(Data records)

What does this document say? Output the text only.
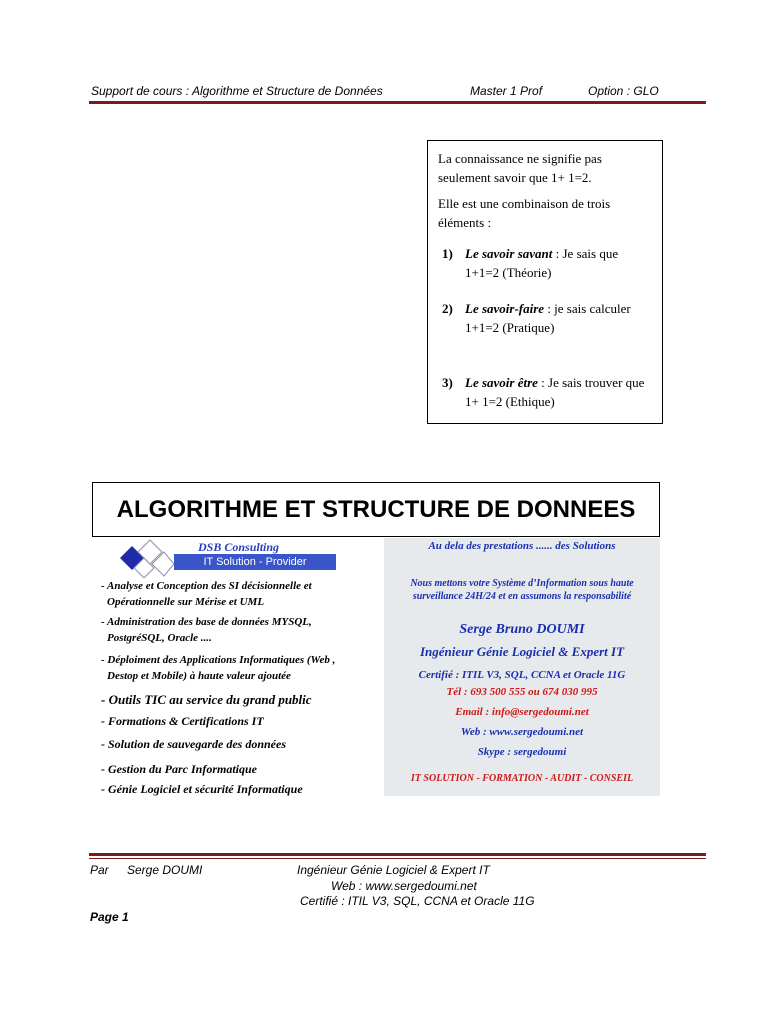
Support de cours : Algorithme et Structure de Données	Master 1 Prof	Option : GLO

La connaissance ne signifie pas seulement savoir que 1+ 1=2.

Elle est une combinaison de trois éléments :

1) Le savoir savant : Je sais que 1+1=2 (Théorie)
2) Le savoir-faire : je sais calculer 1+1=2 (Pratique)
3) Le savoir être : Je sais trouver que 1+ 1=2 (Ethique)
ALGORITHME ET STRUCTURE DE DONNEES
DSB Consulting
IT Solution - Provider
- Analyse et Conception des SI décisionnelle et
Opérationnelle sur Mérise et UML
- Administration des base de données MYSQL,
PostgréSQL, Oracle ....
- Déploiment des Applications Informatiques (Web ,
Destop et Mobile) à haute valeur ajoutée
- Outils TIC au service du grand public
- Formations & Certifications IT
- Solution de sauvegarde des données
- Gestion du Parc Informatique
- Génie Logiciel et sécurité Informatique
Au dela des prestations ...... des Solutions
Nous mettons votre Système d’Information sous haute
surveillance 24H/24 et en assumons la responsabilité
Serge Bruno DOUMI
Ingénieur Génie Logiciel & Expert IT
Certifié : ITIL V3, SQL, CCNA et Oracle 11G
Tél : 693 500 555 ou 674 030 995
Email : info@sergedoumi.net
Web : www.sergedoumi.net
Skype : sergedoumi
IT SOLUTION - FORMATION - AUDIT - CONSEIL
Par Serge DOUMI	Ingénieur Génie Logiciel & Expert IT
Web : www.sergedoumi.net
Certifié : ITIL V3, SQL, CCNA et Oracle 11G
Page 1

* PROBLEM TO SOLVE
Reproduce the entries exactly. Do not carry over any picture.

* SOLUTION FOR THIS PROBLEM
What does this document say? Output the text only.
Support de cours : Algorithme et Structure de Données	Master 1 Prof	Option : GLO

La connaissance ne signifie pas seulement savoir que 1+ 1=2.

Elle est une combinaison de trois éléments :

1) Le savoir savant : Je sais que 1+1=2 (Théorie)
2) Le savoir-faire : je sais calculer 1+1=2 (Pratique)
3) Le savoir être : Je sais trouver que 1+ 1=2 (Ethique)
ALGORITHME ET STRUCTURE DE DONNEES
DSB Consulting
IT Solution - Provider
- Analyse et Conception des SI décisionnelle et
Opérationnelle sur Mérise et UML
- Administration des base de données MYSQL,
PostgréSQL, Oracle ....
- Déploiment des Applications Informatiques (Web ,
Destop et Mobile) à haute valeur ajoutée
- Outils TIC au service du grand public
- Formations & Certifications IT
- Solution de sauvegarde des données
- Gestion du Parc Informatique
- Génie Logiciel et sécurité Informatique
Au dela des prestations ...... des Solutions
Nous mettons votre Système d’Information sous haute
surveillance 24H/24 et en assumons la responsabilité
Serge Bruno DOUMI
Ingénieur Génie Logiciel & Expert IT
Certifié : ITIL V3, SQL, CCNA et Oracle 11G
Tél : 693 500 555 ou 674 030 995
Email : info@sergedoumi.net
Web : www.sergedoumi.net
Skype : sergedoumi
IT SOLUTION - FORMATION - AUDIT - CONSEIL
Par Serge DOUMI	Ingénieur Génie Logiciel & Expert IT
Web : www.sergedoumi.net
Certifié : ITIL V3, SQL, CCNA et Oracle 11G
Page 1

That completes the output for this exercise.